Goal
Pull out all lines from the listing below in which the word "года" appears.

--- START OF Dataset content ---

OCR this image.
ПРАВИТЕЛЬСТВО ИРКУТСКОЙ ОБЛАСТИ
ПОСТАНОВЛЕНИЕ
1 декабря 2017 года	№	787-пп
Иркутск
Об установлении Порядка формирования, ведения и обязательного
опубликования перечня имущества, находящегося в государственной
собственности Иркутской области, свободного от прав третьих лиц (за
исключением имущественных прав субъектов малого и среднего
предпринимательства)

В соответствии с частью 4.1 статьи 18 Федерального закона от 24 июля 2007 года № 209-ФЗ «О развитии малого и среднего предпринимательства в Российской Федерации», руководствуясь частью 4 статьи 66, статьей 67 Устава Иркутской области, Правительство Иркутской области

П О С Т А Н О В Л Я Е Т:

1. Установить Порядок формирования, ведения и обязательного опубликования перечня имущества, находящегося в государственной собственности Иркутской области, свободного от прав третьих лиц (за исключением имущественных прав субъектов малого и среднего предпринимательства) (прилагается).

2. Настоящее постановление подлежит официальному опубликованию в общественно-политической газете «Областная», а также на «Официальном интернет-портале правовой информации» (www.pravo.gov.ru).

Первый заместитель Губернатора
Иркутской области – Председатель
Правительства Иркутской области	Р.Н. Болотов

--- END OF Dataset content ---

Answer for this exercise
1 декабря 2017 года	№	787-пп
В соответствии с частью 4.1 статьи 18 Федерального закона от 24 июля 2007 года № 209-ФЗ «О развитии малого и среднего предпринимательства в Российской Федерации», руководствуясь частью 4 статьи 66, статьей 67 Устава Иркутской области, Правительство Иркутской области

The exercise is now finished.